-------- DATA LINES --------

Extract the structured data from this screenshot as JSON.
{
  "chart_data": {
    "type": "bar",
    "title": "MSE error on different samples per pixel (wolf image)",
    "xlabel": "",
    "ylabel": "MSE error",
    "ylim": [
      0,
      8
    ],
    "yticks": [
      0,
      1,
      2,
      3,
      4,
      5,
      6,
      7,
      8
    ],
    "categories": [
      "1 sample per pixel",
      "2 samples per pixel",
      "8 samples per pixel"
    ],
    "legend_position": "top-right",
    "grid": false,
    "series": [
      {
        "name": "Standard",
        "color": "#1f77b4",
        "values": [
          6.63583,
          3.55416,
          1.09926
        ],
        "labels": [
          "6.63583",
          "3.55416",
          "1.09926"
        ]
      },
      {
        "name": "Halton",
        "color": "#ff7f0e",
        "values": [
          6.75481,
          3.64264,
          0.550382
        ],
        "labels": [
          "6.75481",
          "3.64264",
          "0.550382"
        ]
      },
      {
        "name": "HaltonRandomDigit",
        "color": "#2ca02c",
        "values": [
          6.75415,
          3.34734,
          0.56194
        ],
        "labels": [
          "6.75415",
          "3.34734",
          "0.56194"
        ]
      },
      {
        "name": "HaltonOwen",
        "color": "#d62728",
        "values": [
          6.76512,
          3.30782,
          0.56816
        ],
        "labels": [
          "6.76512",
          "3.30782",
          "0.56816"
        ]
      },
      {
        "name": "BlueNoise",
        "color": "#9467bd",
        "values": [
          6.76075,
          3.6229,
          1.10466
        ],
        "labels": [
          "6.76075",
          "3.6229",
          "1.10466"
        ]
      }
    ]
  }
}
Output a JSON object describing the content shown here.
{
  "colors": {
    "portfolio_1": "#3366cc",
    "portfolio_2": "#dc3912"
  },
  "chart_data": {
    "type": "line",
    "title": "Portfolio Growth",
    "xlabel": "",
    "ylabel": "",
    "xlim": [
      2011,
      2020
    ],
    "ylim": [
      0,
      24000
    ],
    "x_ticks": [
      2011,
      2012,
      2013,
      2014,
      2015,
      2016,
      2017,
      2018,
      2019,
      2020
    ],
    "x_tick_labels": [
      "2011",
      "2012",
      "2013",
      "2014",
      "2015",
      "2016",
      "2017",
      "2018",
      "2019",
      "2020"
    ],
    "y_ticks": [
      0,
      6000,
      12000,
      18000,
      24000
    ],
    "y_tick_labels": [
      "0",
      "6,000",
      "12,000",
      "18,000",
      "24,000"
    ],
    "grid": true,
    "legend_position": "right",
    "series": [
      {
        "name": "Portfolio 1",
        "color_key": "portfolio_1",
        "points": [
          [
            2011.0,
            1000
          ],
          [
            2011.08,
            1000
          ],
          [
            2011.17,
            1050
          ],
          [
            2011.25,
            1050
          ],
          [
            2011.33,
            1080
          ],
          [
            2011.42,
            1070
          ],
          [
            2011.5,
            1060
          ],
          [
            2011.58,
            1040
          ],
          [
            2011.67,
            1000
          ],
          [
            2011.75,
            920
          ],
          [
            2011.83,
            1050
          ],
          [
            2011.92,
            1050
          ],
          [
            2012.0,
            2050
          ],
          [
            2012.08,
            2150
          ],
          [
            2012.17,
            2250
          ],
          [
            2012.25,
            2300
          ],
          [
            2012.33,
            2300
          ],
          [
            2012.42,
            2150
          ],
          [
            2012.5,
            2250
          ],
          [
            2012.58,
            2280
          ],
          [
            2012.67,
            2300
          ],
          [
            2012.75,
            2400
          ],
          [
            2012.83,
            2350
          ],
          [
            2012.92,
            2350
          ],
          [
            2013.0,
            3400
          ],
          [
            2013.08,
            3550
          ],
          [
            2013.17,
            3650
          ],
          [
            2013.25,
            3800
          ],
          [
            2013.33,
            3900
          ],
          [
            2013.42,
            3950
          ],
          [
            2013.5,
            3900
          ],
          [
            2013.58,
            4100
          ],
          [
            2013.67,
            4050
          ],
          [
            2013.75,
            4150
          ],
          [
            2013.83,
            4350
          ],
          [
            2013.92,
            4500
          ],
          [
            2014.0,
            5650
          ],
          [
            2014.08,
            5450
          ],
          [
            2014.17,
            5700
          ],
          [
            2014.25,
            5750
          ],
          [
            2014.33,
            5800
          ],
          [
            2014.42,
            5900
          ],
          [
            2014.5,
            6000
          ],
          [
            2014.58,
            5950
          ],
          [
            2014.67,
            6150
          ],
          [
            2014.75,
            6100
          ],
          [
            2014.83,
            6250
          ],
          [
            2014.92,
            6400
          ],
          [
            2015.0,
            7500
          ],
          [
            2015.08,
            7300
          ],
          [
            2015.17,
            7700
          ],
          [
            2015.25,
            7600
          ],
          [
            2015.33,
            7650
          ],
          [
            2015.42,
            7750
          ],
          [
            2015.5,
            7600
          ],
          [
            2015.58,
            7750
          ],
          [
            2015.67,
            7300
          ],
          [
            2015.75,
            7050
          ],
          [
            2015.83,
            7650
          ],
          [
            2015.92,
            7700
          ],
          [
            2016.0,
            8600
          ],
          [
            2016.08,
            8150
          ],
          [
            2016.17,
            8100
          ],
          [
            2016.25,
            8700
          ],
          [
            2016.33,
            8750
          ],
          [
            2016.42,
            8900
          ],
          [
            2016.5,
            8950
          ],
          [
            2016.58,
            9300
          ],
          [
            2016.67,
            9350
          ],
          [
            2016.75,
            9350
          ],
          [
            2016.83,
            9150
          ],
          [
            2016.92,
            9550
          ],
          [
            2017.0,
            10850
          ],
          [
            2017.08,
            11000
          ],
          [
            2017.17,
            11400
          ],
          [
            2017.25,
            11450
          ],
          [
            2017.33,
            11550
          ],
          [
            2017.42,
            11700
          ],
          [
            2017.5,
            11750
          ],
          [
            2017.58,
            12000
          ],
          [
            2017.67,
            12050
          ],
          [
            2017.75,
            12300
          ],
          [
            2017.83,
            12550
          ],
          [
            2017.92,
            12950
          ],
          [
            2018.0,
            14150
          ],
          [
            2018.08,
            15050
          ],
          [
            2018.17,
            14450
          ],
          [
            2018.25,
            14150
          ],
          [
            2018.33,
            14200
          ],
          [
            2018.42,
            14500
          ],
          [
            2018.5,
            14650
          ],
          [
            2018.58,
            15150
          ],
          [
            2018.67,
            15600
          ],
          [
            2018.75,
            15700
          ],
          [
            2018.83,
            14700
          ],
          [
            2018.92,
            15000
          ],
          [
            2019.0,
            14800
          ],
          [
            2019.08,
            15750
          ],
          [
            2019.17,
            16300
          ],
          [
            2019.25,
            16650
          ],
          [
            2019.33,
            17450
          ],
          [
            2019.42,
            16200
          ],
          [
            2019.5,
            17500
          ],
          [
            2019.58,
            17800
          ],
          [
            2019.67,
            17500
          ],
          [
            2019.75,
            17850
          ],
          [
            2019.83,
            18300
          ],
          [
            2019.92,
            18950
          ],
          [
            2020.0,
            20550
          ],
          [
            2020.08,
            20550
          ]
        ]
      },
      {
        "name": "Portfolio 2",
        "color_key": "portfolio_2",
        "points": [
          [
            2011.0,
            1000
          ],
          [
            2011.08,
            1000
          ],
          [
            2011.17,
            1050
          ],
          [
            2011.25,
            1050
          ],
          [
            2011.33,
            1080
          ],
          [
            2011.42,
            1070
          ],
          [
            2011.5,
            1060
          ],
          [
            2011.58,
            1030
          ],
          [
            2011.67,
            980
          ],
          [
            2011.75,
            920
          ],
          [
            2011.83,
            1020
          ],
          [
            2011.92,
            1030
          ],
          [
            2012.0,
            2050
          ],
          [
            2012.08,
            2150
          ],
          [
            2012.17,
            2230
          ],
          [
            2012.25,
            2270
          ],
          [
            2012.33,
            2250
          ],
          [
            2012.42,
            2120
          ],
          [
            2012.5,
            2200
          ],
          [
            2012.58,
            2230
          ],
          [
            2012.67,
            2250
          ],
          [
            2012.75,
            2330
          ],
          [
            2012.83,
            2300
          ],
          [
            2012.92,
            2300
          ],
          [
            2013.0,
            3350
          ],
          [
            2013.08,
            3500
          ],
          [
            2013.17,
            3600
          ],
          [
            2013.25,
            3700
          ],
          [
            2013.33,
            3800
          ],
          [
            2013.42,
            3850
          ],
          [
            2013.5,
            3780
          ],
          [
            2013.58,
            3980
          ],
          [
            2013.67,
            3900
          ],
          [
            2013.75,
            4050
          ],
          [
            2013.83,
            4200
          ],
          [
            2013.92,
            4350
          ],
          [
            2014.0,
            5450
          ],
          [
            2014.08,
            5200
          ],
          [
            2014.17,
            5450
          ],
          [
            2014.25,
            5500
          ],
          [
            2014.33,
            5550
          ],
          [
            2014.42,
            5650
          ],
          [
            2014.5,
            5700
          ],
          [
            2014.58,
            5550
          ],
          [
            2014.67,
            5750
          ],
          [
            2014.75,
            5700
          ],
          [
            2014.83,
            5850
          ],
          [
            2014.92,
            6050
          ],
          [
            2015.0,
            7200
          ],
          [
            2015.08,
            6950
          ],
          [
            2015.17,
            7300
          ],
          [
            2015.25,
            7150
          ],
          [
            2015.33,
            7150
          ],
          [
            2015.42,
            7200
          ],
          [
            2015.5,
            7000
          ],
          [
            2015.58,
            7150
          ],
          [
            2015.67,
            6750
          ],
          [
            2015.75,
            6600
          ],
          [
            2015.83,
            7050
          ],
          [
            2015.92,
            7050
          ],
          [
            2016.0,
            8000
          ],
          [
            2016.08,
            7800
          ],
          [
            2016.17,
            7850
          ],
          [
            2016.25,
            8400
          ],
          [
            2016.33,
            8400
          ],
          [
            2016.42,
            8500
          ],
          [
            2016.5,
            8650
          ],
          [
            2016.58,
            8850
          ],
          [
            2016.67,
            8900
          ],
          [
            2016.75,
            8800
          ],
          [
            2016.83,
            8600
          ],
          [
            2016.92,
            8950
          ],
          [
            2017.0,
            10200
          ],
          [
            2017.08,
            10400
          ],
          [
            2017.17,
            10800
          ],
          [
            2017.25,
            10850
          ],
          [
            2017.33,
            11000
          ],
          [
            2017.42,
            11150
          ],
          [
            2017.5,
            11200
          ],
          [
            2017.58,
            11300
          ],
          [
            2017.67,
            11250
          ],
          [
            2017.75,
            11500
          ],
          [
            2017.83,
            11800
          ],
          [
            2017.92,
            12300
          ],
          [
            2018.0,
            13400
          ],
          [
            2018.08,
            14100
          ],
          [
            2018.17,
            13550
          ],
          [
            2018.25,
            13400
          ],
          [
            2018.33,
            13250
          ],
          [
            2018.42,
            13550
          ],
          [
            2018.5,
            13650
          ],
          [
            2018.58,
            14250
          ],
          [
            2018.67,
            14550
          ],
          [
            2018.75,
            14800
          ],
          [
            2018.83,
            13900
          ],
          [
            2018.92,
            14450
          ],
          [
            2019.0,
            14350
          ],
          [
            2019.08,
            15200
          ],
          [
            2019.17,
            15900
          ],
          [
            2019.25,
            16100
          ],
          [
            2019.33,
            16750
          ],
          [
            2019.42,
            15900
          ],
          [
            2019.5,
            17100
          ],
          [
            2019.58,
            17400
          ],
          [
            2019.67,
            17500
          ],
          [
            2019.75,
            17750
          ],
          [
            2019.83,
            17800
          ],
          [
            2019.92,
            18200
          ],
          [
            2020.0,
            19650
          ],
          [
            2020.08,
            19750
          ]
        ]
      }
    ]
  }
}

--------

§ **WRITTEN EXERCISE**
Collect the lines that hold "pixel".

§ **SOLUTION FOR THIS EXERCISE**
    "title": "MSE error on different samples per pixel (wolf image)",
      "1 sample per pixel",
      "2 samples per pixel",
      "8 samples per pixel"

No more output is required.